▸ **Aim of the exercise**: Below are the records; pull every line that includes "JSON".

▸ **Records from a dataset**:
========
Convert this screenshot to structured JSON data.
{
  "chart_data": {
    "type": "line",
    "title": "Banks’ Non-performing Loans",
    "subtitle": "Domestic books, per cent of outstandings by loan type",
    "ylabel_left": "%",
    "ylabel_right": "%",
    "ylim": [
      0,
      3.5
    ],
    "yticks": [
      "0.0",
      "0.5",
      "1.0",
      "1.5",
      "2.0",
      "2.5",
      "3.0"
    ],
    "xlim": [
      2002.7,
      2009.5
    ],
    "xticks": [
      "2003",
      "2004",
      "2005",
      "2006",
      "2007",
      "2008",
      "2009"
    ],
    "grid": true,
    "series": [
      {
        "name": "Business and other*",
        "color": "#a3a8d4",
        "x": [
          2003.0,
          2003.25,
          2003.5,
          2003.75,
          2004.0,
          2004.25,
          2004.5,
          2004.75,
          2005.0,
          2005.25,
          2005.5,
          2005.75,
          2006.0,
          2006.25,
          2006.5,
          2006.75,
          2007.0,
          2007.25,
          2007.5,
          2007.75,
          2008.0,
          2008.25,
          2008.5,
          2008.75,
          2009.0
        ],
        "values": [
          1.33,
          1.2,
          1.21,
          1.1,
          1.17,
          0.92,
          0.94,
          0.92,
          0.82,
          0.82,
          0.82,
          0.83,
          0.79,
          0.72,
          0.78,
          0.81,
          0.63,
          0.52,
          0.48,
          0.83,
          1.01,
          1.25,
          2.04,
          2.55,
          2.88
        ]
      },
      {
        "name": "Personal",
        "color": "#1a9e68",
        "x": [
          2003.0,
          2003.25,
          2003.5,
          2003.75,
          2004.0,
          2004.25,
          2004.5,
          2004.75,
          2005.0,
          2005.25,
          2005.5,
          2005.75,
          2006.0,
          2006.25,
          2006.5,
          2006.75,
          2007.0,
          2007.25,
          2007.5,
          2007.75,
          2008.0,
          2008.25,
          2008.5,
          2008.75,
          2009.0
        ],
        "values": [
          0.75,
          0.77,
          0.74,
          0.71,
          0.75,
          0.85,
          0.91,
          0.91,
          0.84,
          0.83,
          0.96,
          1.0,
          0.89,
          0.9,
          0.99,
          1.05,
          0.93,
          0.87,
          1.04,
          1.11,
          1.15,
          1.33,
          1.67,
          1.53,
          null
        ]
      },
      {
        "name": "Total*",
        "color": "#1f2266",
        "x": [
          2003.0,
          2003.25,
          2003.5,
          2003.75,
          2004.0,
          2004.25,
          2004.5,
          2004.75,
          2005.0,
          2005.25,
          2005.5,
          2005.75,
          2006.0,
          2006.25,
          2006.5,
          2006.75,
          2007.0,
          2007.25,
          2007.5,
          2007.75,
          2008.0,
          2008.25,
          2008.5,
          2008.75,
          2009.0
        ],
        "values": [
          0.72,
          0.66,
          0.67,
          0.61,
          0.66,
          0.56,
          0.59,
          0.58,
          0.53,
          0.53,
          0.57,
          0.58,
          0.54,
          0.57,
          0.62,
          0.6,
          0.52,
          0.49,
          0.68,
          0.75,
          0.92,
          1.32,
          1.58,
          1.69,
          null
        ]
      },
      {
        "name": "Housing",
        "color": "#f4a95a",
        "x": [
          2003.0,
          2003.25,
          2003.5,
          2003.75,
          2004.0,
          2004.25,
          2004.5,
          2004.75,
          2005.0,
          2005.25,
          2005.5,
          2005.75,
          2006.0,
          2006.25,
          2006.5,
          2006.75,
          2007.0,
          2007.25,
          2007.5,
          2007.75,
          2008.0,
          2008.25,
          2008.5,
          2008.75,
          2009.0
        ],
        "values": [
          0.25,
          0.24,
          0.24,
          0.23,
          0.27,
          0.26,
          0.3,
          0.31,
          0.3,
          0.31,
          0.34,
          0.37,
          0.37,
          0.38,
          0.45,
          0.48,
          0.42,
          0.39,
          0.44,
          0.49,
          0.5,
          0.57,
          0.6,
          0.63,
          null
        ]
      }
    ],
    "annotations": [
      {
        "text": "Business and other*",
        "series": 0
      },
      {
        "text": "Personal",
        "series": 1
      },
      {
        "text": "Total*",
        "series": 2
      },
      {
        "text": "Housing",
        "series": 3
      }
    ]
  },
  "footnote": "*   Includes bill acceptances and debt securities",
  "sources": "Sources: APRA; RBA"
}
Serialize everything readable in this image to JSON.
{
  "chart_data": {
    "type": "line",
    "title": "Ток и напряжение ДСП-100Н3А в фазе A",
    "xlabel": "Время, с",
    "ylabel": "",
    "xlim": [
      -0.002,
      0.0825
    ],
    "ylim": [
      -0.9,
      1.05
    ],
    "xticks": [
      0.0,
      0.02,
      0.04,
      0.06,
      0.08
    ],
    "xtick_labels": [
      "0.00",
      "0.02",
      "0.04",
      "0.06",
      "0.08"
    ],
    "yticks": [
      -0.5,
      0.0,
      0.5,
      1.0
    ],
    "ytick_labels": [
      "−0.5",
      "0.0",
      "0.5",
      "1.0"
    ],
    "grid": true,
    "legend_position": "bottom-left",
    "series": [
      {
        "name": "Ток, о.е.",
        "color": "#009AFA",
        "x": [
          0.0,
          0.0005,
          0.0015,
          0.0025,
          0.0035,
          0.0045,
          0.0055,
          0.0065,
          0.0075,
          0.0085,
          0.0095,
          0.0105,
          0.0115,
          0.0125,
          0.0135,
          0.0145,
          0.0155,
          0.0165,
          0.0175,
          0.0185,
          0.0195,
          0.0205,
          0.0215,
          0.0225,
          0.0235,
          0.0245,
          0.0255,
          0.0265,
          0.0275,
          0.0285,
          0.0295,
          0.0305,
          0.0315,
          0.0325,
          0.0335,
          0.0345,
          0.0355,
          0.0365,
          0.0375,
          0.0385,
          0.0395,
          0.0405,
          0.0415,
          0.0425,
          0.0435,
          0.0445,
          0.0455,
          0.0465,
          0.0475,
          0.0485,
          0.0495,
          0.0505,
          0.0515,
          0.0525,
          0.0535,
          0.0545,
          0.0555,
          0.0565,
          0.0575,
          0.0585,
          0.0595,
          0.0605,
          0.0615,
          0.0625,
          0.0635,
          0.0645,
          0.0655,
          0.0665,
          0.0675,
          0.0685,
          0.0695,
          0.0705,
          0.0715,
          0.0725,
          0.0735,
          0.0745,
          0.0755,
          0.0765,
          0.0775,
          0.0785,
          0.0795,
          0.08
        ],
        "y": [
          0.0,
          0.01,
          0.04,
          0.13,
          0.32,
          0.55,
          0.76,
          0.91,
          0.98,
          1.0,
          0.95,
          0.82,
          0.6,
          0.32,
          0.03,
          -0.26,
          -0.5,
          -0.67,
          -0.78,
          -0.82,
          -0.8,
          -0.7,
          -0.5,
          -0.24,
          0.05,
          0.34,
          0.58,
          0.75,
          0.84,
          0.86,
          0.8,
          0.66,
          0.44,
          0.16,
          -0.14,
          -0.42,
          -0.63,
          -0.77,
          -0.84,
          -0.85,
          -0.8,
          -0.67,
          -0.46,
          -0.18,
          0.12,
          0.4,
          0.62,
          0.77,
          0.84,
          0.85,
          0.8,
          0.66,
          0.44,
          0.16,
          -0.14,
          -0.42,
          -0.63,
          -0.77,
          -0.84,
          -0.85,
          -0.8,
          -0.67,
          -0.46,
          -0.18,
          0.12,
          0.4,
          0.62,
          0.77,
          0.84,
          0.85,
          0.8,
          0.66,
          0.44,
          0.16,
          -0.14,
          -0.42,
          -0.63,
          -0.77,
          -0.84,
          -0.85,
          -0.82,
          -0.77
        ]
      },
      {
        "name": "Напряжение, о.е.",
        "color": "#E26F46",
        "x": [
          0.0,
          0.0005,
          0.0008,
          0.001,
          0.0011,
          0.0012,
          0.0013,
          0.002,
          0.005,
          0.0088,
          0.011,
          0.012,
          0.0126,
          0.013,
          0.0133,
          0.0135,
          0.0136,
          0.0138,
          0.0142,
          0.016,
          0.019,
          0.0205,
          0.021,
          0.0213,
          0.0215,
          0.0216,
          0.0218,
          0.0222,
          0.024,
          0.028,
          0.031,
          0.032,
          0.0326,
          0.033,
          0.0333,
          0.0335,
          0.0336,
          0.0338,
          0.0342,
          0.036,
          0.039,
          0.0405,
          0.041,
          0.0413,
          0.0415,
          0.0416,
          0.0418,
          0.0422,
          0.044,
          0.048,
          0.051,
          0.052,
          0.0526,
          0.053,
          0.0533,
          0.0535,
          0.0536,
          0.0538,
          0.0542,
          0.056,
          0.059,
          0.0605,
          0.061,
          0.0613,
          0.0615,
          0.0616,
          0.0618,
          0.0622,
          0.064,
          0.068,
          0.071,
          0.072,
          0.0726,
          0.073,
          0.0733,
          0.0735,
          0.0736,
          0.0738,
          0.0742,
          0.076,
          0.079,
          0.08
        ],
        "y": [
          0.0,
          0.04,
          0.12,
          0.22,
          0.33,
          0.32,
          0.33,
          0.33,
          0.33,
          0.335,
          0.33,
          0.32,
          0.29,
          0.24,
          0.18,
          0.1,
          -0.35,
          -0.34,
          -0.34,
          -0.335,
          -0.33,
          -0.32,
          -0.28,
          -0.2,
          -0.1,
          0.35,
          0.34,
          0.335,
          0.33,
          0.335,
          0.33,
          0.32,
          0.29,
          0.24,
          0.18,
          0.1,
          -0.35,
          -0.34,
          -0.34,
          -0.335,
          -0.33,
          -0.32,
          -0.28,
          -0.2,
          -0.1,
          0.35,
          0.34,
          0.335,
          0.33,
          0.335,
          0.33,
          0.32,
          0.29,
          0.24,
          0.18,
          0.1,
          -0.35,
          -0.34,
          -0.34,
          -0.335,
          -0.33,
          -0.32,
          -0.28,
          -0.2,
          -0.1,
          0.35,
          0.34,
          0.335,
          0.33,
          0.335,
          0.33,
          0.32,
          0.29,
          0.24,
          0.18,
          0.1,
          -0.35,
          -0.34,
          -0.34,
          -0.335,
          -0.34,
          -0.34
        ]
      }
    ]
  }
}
========
▸ **Solution for this task**:
Convert this screenshot to structured JSON data.
Serialize everything readable in this image to JSON.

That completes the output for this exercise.